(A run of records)
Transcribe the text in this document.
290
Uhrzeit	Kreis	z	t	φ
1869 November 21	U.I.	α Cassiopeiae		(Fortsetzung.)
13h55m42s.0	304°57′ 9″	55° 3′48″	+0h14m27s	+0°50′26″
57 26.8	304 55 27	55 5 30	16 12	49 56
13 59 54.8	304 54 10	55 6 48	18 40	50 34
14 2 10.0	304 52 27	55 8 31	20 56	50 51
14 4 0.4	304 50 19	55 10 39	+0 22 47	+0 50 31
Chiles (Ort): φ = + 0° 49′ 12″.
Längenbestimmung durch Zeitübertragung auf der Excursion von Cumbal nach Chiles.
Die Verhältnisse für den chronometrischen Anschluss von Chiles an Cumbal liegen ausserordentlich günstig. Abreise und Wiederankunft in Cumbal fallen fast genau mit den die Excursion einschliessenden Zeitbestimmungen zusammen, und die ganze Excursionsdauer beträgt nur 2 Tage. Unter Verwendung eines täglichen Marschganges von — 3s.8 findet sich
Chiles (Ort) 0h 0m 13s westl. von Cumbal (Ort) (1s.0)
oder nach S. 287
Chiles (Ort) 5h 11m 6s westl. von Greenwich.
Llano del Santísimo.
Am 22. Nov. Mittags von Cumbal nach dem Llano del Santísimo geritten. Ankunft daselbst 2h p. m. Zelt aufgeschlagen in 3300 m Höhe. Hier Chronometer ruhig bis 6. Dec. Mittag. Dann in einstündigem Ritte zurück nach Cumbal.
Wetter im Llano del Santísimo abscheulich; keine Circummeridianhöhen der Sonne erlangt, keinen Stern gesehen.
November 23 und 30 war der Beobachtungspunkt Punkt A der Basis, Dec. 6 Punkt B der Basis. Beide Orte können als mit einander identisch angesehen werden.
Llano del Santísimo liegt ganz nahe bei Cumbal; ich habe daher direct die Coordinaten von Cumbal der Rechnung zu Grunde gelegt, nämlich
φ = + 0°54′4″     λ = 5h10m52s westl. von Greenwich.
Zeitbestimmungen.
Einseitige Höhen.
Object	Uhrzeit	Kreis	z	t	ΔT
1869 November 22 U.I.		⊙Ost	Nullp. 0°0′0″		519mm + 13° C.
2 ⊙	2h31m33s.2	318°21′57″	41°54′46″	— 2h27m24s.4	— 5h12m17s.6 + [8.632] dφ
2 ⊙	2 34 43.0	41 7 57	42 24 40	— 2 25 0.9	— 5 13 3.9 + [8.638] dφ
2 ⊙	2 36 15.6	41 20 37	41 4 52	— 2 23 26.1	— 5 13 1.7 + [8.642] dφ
--
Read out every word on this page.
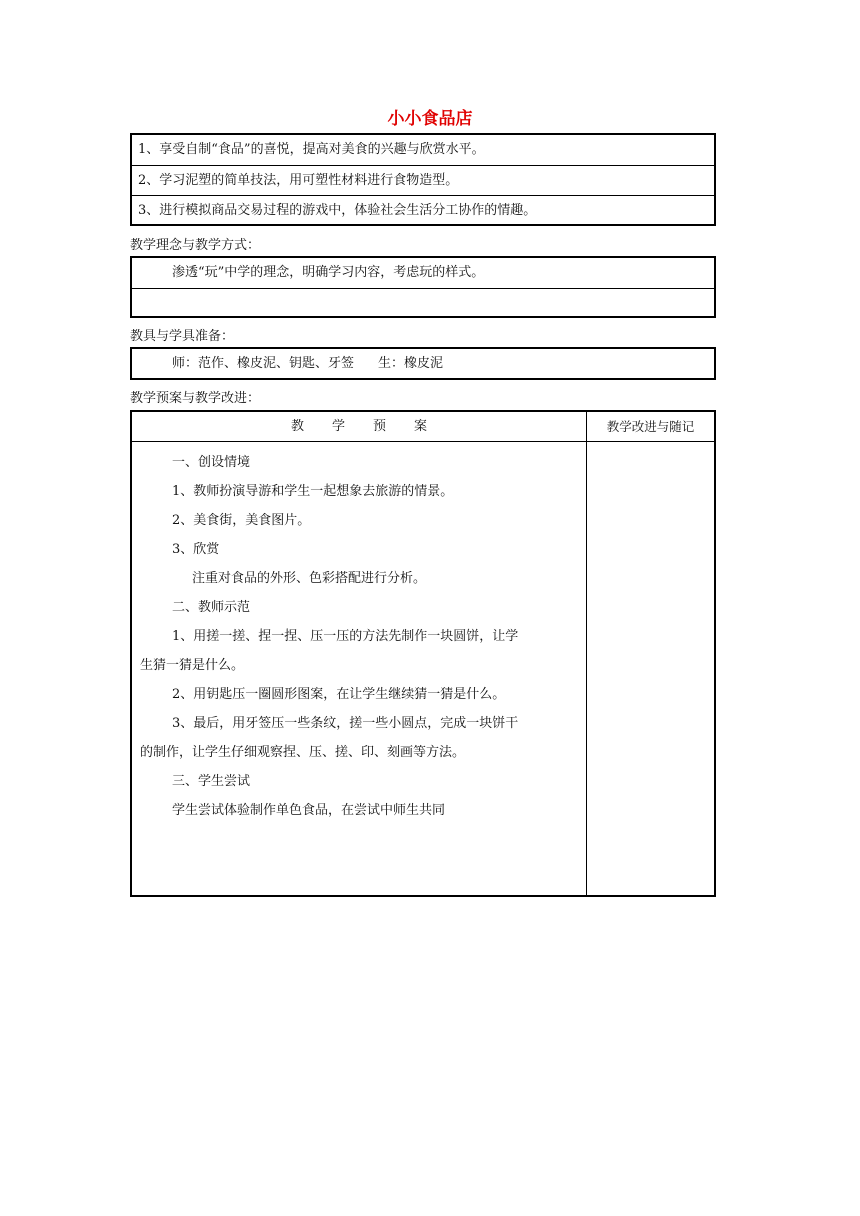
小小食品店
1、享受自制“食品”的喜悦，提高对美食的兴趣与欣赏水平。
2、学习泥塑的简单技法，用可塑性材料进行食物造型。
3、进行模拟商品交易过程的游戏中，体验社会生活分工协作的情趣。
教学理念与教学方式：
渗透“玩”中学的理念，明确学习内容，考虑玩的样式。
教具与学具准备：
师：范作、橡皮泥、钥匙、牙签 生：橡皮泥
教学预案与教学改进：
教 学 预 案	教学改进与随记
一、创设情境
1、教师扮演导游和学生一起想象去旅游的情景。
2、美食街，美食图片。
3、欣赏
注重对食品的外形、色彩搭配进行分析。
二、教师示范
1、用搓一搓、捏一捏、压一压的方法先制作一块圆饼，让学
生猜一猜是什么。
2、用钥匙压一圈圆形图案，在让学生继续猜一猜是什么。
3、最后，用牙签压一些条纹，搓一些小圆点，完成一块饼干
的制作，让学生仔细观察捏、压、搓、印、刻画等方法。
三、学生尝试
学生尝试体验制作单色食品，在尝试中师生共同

## [Stated exercise]
Copy each line holding the word "Uhrzeit" from the listing above.

## [Exercise answer]
Uhrzeit	Kreis	z	t	φ
Object	Uhrzeit	Kreis	z	t	ΔT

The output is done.